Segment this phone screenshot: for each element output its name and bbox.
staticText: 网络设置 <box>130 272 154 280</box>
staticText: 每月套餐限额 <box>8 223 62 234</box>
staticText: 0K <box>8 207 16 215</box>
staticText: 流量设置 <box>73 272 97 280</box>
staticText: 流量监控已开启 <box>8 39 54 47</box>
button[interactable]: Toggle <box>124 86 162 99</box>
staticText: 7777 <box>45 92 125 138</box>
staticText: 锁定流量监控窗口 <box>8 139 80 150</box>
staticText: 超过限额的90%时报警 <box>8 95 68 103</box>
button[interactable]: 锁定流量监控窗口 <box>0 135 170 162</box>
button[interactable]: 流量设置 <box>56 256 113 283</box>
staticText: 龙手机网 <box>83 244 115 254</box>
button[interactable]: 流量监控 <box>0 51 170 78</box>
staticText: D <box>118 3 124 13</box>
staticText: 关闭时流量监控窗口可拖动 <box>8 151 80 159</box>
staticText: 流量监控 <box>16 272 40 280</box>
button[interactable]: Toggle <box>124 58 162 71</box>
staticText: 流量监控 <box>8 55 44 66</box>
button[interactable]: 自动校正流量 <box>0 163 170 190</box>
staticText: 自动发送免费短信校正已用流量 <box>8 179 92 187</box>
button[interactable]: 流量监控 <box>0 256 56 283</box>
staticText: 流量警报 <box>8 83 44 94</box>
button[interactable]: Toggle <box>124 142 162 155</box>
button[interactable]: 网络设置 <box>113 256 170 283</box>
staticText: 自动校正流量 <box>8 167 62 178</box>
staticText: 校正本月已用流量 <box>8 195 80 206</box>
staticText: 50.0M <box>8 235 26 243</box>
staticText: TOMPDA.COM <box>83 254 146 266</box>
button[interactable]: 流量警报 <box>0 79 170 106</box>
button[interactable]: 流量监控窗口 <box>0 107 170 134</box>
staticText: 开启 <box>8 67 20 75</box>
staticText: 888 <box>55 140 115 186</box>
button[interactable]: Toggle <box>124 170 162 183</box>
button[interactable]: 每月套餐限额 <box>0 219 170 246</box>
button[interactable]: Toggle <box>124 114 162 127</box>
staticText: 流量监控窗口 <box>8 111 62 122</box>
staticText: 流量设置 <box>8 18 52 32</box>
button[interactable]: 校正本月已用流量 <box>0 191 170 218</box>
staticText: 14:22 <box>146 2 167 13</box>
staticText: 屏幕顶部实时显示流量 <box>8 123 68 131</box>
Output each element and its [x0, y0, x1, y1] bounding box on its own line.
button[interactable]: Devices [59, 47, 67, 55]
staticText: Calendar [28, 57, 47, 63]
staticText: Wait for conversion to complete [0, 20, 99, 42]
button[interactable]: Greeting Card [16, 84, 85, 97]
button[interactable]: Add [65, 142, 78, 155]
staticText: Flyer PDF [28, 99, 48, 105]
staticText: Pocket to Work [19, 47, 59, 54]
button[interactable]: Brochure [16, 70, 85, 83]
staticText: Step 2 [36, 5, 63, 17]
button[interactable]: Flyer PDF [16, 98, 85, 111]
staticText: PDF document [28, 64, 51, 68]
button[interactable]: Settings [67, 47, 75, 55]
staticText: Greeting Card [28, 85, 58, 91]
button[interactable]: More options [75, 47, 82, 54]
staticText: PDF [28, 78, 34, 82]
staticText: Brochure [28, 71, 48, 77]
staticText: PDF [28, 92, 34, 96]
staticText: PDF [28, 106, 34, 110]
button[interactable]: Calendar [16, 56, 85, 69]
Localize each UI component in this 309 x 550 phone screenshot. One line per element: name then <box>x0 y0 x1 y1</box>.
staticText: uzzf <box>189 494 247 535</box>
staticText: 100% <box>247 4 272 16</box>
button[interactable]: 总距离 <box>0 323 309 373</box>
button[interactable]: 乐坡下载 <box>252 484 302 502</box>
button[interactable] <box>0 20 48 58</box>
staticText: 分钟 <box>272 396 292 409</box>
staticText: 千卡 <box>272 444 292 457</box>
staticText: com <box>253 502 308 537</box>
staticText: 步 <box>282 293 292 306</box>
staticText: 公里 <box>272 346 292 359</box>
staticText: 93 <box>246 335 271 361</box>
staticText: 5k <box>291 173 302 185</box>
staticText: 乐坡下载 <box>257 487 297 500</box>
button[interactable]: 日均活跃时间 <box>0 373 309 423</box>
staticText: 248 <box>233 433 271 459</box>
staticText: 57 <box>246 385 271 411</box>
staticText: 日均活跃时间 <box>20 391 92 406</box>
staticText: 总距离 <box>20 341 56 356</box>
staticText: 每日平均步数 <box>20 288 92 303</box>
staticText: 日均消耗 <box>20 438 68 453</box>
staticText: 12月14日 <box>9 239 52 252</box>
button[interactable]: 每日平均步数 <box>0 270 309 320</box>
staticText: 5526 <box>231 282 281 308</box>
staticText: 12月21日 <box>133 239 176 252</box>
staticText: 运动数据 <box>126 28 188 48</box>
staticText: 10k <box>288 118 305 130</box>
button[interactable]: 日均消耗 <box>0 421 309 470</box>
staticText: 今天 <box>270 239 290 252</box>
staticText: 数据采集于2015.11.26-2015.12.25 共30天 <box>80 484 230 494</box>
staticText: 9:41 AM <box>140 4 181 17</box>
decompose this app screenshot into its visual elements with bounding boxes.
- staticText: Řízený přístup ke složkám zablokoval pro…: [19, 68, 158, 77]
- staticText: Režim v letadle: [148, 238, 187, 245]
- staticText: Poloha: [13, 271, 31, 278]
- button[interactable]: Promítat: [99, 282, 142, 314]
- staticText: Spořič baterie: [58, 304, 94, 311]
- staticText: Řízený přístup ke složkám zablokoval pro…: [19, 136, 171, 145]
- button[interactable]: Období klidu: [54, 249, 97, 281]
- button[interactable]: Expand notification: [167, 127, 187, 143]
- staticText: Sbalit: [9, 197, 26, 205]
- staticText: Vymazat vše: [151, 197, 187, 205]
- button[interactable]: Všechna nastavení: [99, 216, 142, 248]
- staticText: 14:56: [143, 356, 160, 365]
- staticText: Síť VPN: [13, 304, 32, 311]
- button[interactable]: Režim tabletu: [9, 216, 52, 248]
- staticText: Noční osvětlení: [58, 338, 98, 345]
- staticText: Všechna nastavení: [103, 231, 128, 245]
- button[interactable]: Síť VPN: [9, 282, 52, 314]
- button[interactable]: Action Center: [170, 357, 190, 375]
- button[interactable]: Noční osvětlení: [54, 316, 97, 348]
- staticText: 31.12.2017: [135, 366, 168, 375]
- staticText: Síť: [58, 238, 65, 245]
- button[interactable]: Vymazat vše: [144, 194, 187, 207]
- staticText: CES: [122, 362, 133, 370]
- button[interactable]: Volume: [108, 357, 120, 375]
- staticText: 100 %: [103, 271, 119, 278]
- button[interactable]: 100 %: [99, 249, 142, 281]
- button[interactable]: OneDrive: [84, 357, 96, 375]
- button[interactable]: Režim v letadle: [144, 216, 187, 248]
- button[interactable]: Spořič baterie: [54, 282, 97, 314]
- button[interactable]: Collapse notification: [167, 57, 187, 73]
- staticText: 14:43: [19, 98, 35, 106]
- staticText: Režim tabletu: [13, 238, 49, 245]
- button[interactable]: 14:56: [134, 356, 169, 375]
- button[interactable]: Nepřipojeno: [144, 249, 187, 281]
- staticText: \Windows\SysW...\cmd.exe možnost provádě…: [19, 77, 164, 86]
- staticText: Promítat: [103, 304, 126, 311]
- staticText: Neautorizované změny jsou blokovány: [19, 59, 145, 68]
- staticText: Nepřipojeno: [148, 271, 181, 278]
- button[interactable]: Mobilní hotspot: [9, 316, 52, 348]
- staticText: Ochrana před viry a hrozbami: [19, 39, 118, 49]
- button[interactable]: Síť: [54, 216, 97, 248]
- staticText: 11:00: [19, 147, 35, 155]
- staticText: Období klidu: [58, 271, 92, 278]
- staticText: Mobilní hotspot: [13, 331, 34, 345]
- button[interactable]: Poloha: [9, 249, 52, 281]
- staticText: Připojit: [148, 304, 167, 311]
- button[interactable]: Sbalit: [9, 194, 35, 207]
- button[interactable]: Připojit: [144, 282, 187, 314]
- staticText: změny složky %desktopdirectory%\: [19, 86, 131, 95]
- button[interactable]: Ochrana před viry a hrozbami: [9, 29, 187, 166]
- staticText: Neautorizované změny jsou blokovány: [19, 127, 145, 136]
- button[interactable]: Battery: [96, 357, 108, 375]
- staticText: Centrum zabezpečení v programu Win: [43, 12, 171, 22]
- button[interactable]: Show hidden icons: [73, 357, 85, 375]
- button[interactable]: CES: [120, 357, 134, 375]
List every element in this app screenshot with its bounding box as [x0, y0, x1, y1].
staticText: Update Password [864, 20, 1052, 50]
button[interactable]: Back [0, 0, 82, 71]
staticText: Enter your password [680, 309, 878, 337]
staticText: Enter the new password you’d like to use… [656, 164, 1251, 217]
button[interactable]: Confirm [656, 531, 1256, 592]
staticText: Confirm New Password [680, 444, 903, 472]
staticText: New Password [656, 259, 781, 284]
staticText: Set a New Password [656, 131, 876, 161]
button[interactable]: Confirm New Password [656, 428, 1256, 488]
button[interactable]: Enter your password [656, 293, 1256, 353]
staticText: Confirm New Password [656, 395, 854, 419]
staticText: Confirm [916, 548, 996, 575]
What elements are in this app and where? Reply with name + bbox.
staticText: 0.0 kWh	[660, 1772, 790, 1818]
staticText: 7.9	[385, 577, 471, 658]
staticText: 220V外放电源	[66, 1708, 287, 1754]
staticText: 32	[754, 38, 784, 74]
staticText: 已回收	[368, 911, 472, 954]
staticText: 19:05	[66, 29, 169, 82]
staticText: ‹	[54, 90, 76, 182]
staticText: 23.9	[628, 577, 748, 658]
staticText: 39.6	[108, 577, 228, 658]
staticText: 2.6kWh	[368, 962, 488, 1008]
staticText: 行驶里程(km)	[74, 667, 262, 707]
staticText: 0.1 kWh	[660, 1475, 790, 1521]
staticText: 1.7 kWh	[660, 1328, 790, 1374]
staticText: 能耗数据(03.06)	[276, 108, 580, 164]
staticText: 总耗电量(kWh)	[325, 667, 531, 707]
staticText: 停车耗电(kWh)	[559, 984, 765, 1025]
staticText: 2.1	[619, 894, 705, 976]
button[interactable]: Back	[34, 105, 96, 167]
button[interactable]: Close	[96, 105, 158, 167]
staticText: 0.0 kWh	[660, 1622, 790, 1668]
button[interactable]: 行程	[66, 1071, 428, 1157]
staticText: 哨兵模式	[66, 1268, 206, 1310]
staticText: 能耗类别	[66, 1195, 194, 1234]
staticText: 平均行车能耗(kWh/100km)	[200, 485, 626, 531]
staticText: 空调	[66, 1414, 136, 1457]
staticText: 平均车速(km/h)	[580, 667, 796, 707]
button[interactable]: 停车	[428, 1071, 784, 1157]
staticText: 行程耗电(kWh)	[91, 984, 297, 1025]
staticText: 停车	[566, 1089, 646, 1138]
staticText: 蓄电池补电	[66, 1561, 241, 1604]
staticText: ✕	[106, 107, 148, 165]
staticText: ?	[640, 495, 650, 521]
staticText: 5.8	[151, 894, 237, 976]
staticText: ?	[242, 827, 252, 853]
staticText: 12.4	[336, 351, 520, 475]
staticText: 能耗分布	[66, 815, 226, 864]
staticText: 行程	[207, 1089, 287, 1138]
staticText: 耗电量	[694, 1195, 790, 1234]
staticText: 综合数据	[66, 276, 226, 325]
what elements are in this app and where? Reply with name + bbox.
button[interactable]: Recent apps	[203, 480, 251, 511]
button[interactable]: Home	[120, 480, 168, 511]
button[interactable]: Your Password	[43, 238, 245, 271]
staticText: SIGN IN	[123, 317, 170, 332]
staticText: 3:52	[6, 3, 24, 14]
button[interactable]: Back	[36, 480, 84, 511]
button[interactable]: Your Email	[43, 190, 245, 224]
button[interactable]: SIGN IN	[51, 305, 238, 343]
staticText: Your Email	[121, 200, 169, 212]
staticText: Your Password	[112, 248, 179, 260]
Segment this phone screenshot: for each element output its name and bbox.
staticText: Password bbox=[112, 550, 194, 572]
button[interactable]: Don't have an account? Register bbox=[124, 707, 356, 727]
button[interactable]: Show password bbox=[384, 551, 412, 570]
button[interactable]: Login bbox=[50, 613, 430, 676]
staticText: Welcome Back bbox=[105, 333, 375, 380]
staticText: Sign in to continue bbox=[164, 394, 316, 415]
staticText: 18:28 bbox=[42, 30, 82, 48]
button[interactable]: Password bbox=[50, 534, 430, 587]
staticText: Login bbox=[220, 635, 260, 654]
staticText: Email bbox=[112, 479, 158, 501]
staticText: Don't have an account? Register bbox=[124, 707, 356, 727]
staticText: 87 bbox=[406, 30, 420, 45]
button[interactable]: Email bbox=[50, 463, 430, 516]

Short task
Rewrite the lines from the first one through the line containing "staticText: 50.0M <box>8 235 26 243</box>", changing every "Toggle" to "Switch" and leaving all else as is.

Finished exercise
Segment this phone screenshot: for each element output its name and bbox.
staticText: 网络设置 <box>130 272 154 280</box>
staticText: 每月套餐限额 <box>8 223 62 234</box>
staticText: 0K <box>8 207 16 215</box>
staticText: 流量设置 <box>73 272 97 280</box>
staticText: 流量监控已开启 <box>8 39 54 47</box>
button[interactable]: Switch <box>124 86 162 99</box>
staticText: 7777 <box>45 92 125 138</box>
staticText: 锁定流量监控窗口 <box>8 139 80 150</box>
staticText: 超过限额的90%时报警 <box>8 95 68 103</box>
button[interactable]: 锁定流量监控窗口 <box>0 135 170 162</box>
button[interactable]: 流量设置 <box>56 256 113 283</box>
staticText: 龙手机网 <box>83 244 115 254</box>
button[interactable]: 流量监控 <box>0 51 170 78</box>
staticText: D <box>118 3 124 13</box>
staticText: 关闭时流量监控窗口可拖动 <box>8 151 80 159</box>
staticText: 流量监控 <box>16 272 40 280</box>
button[interactable]: Switch <box>124 58 162 71</box>
staticText: 流量监控 <box>8 55 44 66</box>
button[interactable]: 自动校正流量 <box>0 163 170 190</box>
staticText: 自动发送免费短信校正已用流量 <box>8 179 92 187</box>
button[interactable]: 流量监控 <box>0 256 56 283</box>
staticText: 流量警报 <box>8 83 44 94</box>
button[interactable]: Switch <box>124 142 162 155</box>
button[interactable]: 网络设置 <box>113 256 170 283</box>
staticText: 自动校正流量 <box>8 167 62 178</box>
staticText: 校正本月已用流量 <box>8 195 80 206</box>
staticText: 50.0M <box>8 235 26 243</box>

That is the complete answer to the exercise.